• _Objective_: Copy each line of the records that contains the word "JSON".
▬▬▬▬▬▬▬▬▬▬
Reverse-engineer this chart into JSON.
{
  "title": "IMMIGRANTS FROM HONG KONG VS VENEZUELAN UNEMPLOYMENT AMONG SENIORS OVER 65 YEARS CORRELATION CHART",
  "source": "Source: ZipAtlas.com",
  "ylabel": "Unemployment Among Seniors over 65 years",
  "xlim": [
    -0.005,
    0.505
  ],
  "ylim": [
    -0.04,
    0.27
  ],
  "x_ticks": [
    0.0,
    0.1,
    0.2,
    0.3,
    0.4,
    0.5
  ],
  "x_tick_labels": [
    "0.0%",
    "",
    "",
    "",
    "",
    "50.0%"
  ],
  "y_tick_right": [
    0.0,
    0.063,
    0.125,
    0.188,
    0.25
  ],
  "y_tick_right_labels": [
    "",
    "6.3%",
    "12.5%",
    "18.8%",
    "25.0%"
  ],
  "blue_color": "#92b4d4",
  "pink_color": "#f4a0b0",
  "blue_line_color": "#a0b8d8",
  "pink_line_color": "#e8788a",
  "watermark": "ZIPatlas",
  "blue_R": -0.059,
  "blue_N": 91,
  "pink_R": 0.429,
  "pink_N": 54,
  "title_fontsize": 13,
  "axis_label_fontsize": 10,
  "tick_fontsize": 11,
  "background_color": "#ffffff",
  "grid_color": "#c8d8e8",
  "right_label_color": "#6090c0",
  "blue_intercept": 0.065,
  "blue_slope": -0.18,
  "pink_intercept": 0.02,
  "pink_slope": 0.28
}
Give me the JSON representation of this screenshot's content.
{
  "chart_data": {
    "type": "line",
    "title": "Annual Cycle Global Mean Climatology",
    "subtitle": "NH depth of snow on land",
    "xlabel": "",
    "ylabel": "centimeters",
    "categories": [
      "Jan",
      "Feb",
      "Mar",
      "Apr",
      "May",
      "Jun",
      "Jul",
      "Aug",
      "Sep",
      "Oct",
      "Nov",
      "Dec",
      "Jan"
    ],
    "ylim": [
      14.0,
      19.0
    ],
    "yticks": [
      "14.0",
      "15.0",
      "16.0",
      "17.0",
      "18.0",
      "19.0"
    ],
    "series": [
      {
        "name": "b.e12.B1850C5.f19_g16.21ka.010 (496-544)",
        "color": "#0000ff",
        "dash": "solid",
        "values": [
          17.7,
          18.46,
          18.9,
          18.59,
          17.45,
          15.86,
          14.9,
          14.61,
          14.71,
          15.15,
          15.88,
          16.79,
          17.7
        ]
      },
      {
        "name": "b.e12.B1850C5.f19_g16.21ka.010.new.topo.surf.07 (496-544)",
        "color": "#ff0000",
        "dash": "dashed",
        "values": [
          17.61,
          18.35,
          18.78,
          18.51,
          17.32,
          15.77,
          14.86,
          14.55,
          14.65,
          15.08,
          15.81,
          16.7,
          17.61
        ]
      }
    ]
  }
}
▬▬▬▬▬▬▬▬▬▬
• _Written solution_:
Reverse-engineer this chart into JSON.
Give me the JSON representation of this screenshot's content.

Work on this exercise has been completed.